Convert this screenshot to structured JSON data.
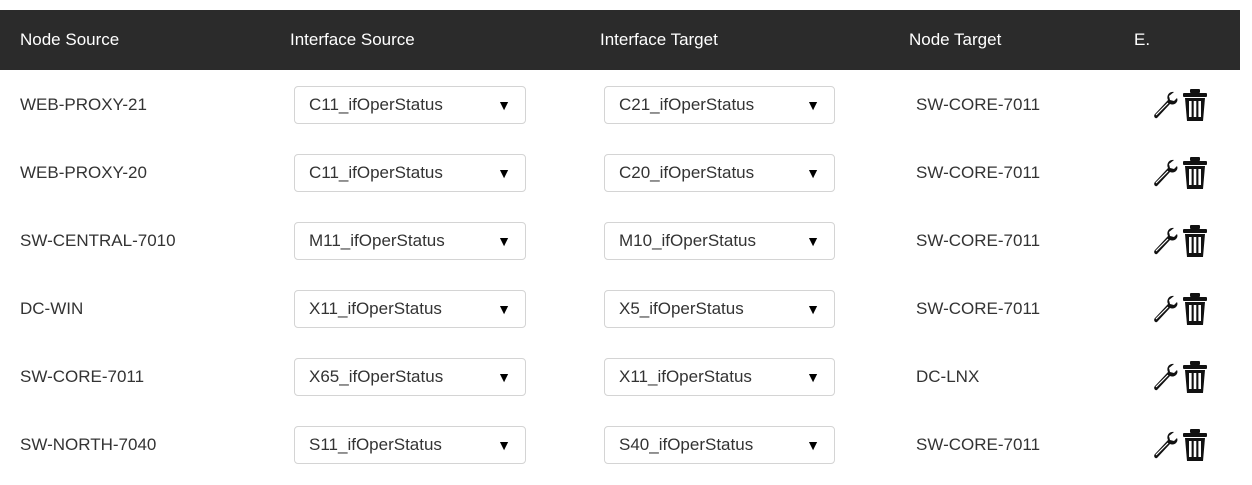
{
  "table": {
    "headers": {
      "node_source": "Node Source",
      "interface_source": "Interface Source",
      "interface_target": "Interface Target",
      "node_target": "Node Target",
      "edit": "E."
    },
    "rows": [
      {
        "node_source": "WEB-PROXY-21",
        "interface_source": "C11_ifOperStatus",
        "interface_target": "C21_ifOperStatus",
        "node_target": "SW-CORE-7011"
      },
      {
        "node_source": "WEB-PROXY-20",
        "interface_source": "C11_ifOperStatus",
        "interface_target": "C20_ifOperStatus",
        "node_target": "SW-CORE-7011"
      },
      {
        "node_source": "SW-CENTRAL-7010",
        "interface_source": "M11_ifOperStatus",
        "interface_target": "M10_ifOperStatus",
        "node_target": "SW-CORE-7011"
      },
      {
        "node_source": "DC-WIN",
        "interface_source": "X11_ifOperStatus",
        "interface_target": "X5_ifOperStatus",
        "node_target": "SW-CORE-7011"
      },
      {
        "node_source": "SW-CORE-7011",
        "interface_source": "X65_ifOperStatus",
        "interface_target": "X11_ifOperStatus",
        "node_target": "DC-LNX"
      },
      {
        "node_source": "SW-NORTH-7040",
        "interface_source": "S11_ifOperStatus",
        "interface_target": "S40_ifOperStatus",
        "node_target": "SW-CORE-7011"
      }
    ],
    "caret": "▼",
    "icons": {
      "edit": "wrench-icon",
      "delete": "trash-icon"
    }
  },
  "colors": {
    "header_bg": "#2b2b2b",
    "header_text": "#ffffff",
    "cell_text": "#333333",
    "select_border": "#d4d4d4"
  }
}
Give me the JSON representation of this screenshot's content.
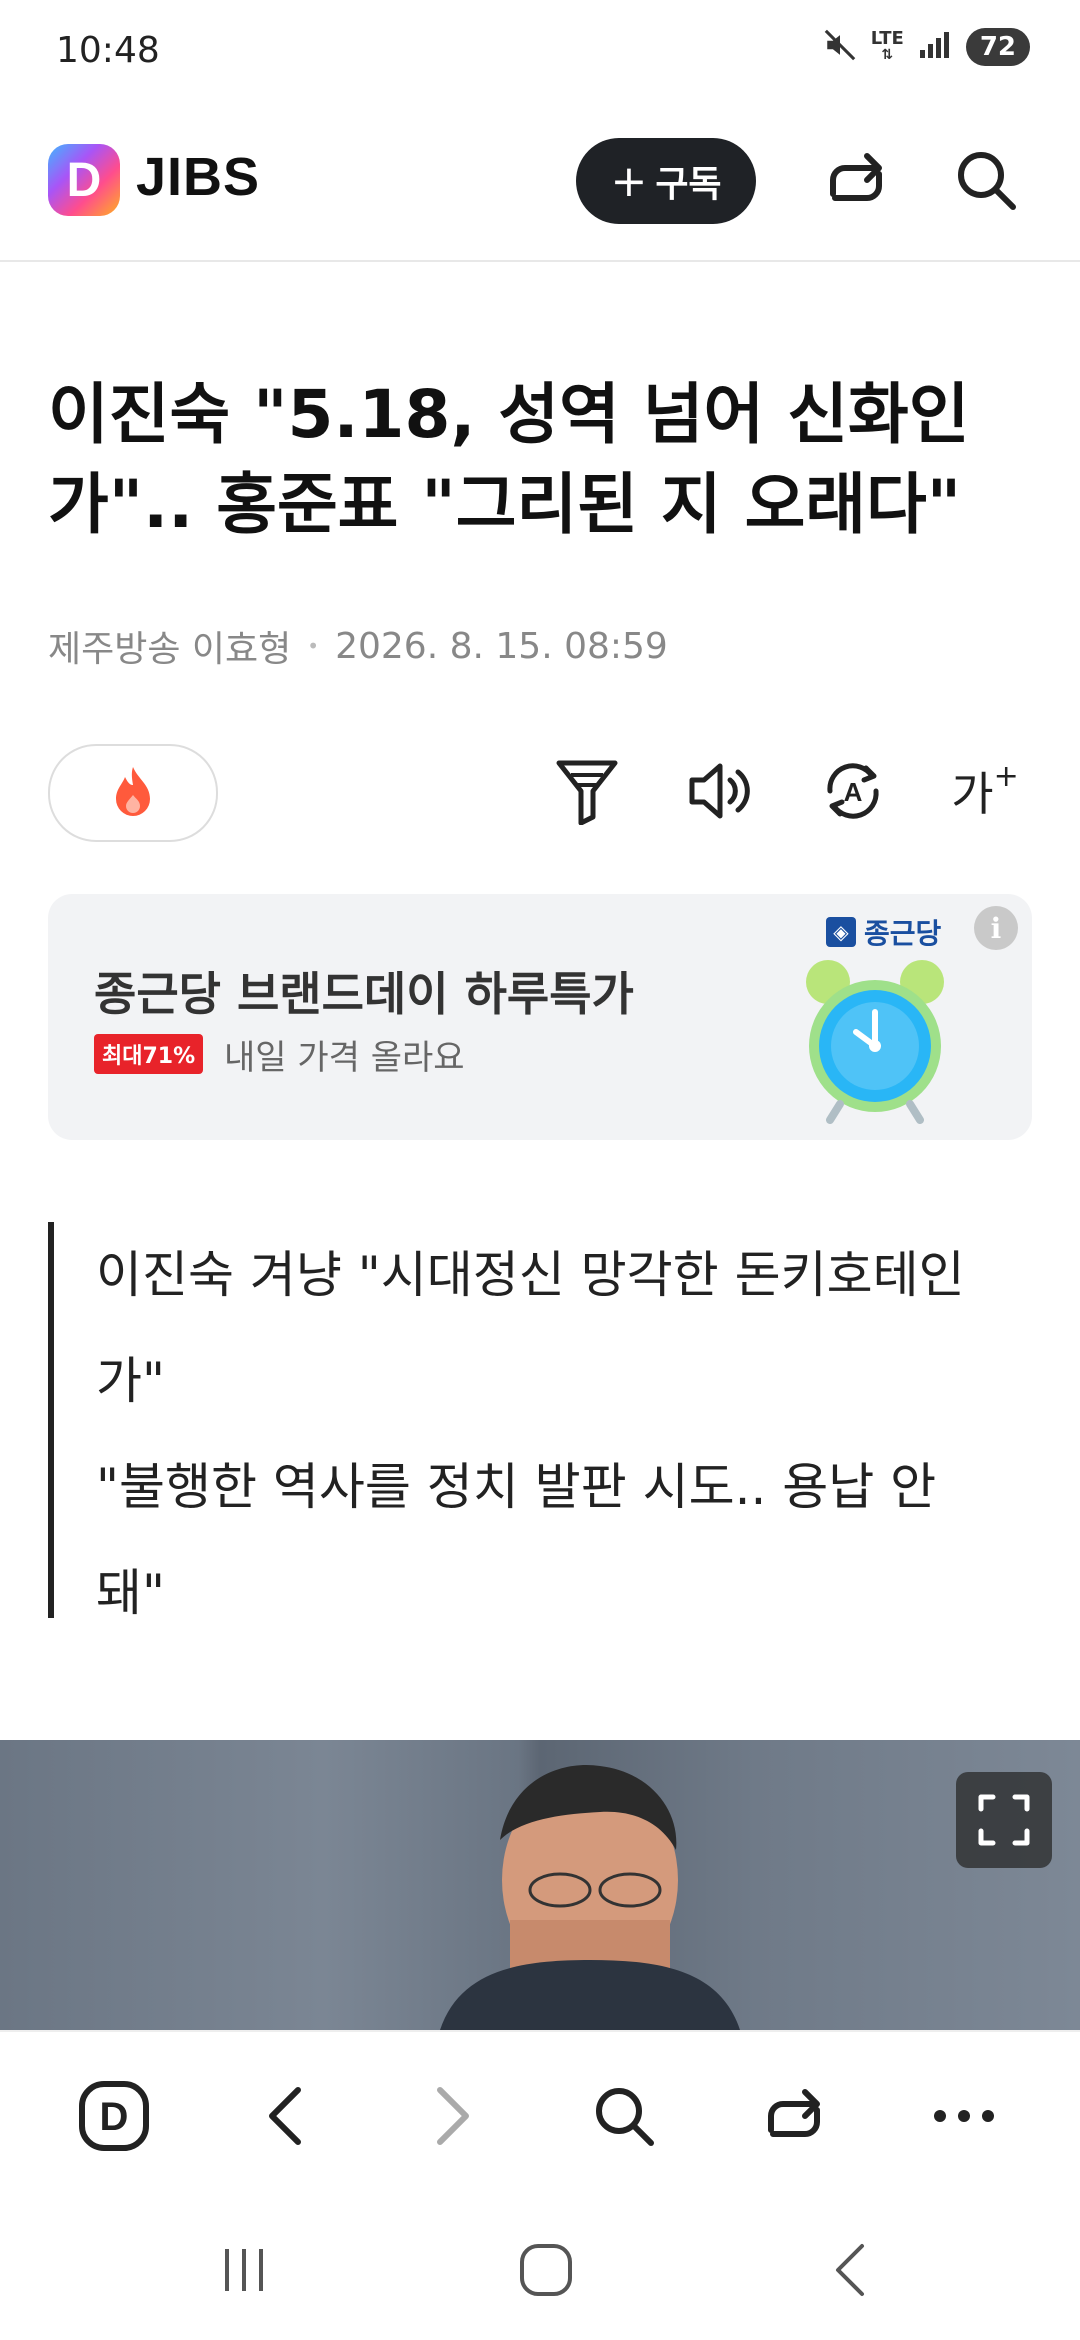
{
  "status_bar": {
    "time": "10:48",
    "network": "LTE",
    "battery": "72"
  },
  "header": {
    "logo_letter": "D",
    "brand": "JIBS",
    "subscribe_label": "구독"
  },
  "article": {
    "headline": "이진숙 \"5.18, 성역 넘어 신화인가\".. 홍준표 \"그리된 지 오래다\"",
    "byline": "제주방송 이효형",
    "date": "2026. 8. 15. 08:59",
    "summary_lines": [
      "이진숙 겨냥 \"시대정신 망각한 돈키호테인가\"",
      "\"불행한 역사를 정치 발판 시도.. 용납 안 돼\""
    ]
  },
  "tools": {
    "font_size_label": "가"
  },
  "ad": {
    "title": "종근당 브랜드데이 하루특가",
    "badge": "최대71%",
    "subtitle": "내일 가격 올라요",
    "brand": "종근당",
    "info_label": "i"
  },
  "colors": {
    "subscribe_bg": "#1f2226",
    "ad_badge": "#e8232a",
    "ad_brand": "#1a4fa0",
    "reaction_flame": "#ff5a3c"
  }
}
◇ ◇ ◇ ◇ ◇
Your objective: All of the records above must be copied exactly, except for the pictures.

Solution:
Convert this screenshot to structured JSON data.
{
  "table": {
    "headers": {
      "node_source": "Node Source",
      "interface_source": "Interface Source",
      "interface_target": "Interface Target",
      "node_target": "Node Target",
      "edit": "E."
    },
    "rows": [
      {
        "node_source": "WEB-PROXY-21",
        "interface_source": "C11_ifOperStatus",
        "interface_target": "C21_ifOperStatus",
        "node_target": "SW-CORE-7011"
      },
      {
        "node_source": "WEB-PROXY-20",
        "interface_source": "C11_ifOperStatus",
        "interface_target": "C20_ifOperStatus",
        "node_target": "SW-CORE-7011"
      },
      {
        "node_source": "SW-CENTRAL-7010",
        "interface_source": "M11_ifOperStatus",
        "interface_target": "M10_ifOperStatus",
        "node_target": "SW-CORE-7011"
      },
      {
        "node_source": "DC-WIN",
        "interface_source": "X11_ifOperStatus",
        "interface_target": "X5_ifOperStatus",
        "node_target": "SW-CORE-7011"
      },
      {
        "node_source": "SW-CORE-7011",
        "interface_source": "X65_ifOperStatus",
        "interface_target": "X11_ifOperStatus",
        "node_target": "DC-LNX"
      },
      {
        "node_source": "SW-NORTH-7040",
        "interface_source": "S11_ifOperStatus",
        "interface_target": "S40_ifOperStatus",
        "node_target": "SW-CORE-7011"
      }
    ],
    "caret": "▼",
    "icons": {
      "edit": "wrench-icon",
      "delete": "trash-icon"
    }
  },
  "colors": {
    "header_bg": "#2b2b2b",
    "header_text": "#ffffff",
    "cell_text": "#333333",
    "select_border": "#d4d4d4"
  }
}
Give me the JSON representation of this screenshot's content.
{
  "status_bar": {
    "time": "10:48",
    "network": "LTE",
    "battery": "72"
  },
  "header": {
    "logo_letter": "D",
    "brand": "JIBS",
    "subscribe_label": "구독"
  },
  "article": {
    "headline": "이진숙 \"5.18, 성역 넘어 신화인가\".. 홍준표 \"그리된 지 오래다\"",
    "byline": "제주방송 이효형",
    "date": "2026. 8. 15. 08:59",
    "summary_lines": [
      "이진숙 겨냥 \"시대정신 망각한 돈키호테인가\"",
      "\"불행한 역사를 정치 발판 시도.. 용납 안 돼\""
    ]
  },
  "tools": {
    "font_size_label": "가"
  },
  "ad": {
    "title": "종근당 브랜드데이 하루특가",
    "badge": "최대71%",
    "subtitle": "내일 가격 올라요",
    "brand": "종근당",
    "info_label": "i"
  },
  "colors": {
    "subscribe_bg": "#1f2226",
    "ad_badge": "#e8232a",
    "ad_brand": "#1a4fa0",
    "reaction_flame": "#ff5a3c"
  }
}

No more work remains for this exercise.